- [What you will do]
(a) According to the passage on Ada task elaboration, what is a good rule of style in Ada?
(b) Copy word for word the stretch of the passage on Ada task elaboration that opens with the words "If we know that" and stops after "the original program.".
(c) For each statement, answer yes or no according to the passage on Ada task elaboration, and quote the words that decide it: (i) The separate package Declst holds the actual task object. (ii) In practice, elaboration code commonly makes entry calls. (iii) The compiler can always fully check the restriction at compile time.

- [Passage]
A significant part of the problem arises because of the use of the single task declaration form. This means that the elaboration of the task type, and the elaboration of the task itself (i.e., the creation of the task) happen at the same time. A good rule of style in Ada is to always create explicit task types. By following the additional step of placing task objects in separate packages from the task type declaration, many elaboration problems are avoided. Here is another modified example of the example program:
package Decls is task type Lib_Task_Type is entry Start; end Lib_Task_Type; type My_Int is new Integer; function Ident (M : My_Int) return My_Int; end Decls; with Utils; package body Decls is task body Lib_Task_Type is begin accept Start; Utils.Put_Val (2); end Lib_Task_Type; function Ident (M : My_Int) return My_Int is begin return M; end Ident; end Decls; with Decls; package Utils is procedure Put_Val (Arg : Decls.My_Int); end Utils; with Text_IO; package body Utils is procedure Put_Val (Arg : Decls.My_Int) is begin Text_IO.Put_Line (Decls.My_Int'Image (Decls.Ident (Arg))); end Put_Val; end Utils; with Decls; package Declst is Lib_Task : Decls.Lib_Task_Type; end Declst; with Declst; procedure Main is begin Declst.Lib_Task.Start; end;
What we have done here is to replace the task declaration in package Decls with a task type declaration. Then we introduce a separate package Declst to contain the actual task object. This separates the elaboration issues for the task type declaration, which causes no trouble, from the elaboration issues of the task object, which is also unproblematic, since it is now independent of the elaboration of Utils. This separation of concerns also corresponds to a generally sound engineering principle of separating declarations from instances. This version of the program also compiles, binds, links, and executes, generating the expected output.
The previous two approaches described how a program can be restructured to avoid the special problems caused by library task bodies. in practice, however, such restructuring may be difficult to apply to existing legacy code, so we must consider solutions that do not require massive rewriting.
Let us consider more carefully why our original sample program works under the dynamic model of elaboration. The reason is that the code in the task body blocks immediately on the accept statement. Now of course there is nothing to prohibit elaboration code from making entry calls (for example from another library level task), so we cannot tell in isolation that the task will not execute the accept statement during elaboration.
However, in practice it is very unusual to see elaboration code make any entry calls, and the pattern of tasks starting at elaboration time and then immediately blocking on accept or select statements is very common. What this means is that the compiler is being too pessimistic when it analyzes the whole package body as though it might be executed at elaboration time.
If we know that the elaboration code contains no entry calls, (a very safe assumption most of the time, that could almost be made the default behavior), then we can compile all units of the program under control of the following configuration pragma:
pragma Restrictions (No_Entry_Calls_In_Elaboration_Code);
This pragma can be placed in the
gnat.adc file in the usual
manner. If we take our original unmodified program and compile it
in the presence of a
gnat.adc containing the above pragma,
then once again, we can compile, bind, link, and execute, obtaining
the expected result. In the presence of this pragma, the compiler does
not trace calls in a task body, that appear after the first accept
or select statement, and therefore does not report a potential
circularity in the original program.
The compiler will check to the extent it can that the above restriction is not violated, but it is not always possible to do a complete check at compile time, so it is important to use this pragma only if the stated restriction is in fact met, that is to say no task receives an entry call before elaboration of all units is completed.

[Bounding box prediction data]

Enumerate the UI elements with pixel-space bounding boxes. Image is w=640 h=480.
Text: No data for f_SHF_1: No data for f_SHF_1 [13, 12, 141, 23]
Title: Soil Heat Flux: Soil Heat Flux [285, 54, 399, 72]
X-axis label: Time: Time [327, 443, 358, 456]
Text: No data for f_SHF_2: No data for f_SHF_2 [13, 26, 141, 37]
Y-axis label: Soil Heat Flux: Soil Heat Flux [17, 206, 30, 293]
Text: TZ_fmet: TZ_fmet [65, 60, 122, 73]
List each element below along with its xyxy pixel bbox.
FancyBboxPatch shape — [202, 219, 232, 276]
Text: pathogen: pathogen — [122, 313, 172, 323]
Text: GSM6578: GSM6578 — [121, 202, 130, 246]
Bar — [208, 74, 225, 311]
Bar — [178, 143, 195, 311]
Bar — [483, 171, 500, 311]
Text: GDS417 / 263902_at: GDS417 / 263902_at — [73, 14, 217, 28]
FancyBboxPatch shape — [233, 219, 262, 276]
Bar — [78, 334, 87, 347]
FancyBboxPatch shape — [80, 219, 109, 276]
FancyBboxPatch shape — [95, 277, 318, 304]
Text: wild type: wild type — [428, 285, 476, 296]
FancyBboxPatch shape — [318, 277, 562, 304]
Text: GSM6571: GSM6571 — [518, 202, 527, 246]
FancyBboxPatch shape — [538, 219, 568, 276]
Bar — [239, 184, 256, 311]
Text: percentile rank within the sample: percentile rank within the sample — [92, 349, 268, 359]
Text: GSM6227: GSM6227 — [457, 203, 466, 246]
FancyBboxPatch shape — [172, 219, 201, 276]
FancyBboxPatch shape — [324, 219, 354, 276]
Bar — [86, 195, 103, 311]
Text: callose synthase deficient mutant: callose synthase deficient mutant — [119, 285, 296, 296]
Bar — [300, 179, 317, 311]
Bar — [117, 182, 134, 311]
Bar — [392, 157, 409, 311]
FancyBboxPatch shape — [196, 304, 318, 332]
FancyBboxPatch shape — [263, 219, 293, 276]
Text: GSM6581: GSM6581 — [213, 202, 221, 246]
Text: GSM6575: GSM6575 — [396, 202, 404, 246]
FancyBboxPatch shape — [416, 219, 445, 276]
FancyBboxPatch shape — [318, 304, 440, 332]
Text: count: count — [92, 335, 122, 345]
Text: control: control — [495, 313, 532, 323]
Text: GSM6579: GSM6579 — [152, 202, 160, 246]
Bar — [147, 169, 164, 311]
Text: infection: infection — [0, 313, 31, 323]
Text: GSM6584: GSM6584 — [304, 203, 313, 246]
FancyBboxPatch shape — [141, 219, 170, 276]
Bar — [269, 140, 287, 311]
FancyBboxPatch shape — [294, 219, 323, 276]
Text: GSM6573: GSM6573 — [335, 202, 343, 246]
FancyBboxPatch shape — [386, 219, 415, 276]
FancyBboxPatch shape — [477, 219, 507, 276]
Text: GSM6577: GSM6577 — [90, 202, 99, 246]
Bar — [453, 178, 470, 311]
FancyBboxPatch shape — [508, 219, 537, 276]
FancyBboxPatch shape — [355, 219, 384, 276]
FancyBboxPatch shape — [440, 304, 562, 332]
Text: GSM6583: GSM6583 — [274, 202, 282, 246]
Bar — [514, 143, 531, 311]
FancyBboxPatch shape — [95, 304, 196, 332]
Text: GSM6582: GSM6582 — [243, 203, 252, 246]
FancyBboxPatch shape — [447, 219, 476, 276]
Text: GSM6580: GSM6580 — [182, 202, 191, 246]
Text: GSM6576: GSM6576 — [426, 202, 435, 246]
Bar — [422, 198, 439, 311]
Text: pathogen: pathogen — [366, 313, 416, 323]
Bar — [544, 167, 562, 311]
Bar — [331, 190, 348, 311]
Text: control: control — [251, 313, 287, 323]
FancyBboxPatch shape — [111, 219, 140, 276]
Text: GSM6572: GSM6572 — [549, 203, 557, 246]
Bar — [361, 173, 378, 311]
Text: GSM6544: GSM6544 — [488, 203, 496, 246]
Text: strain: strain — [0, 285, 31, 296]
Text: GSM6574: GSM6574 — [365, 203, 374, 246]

- [Task results]
(a) Always create explicit task types.

(b)
If we know that the elaboration code contains no entry calls, (a very safe assumption most of the time, that could almost be made the default behavior), then we can compile all units of the program under control of the following configuration pragma:
pragma Restrictions (No_Entry_Calls_In_Elaboration_Code);
This pragma can be placed in the
gnat.adc file in the usual
manner. If we take our original unmodified program and compile it
in the presence of a
gnat.adc containing the above pragma,
then once again, we can compile, bind, link, and execute, obtaining
the expected result. In the presence of this pragma, the compiler does
not trace calls in a task body, that appear after the first accept
or select statement, and therefore does not report a potential
circularity in the original program.

(c)
(i) Yes: "Then we introduce a separate package Declst to contain the actual task object."
(ii) No: "in practice it is very unusual to see elaboration code make any entry calls"
(iii) No: "it is not always possible to do a complete check at compile time"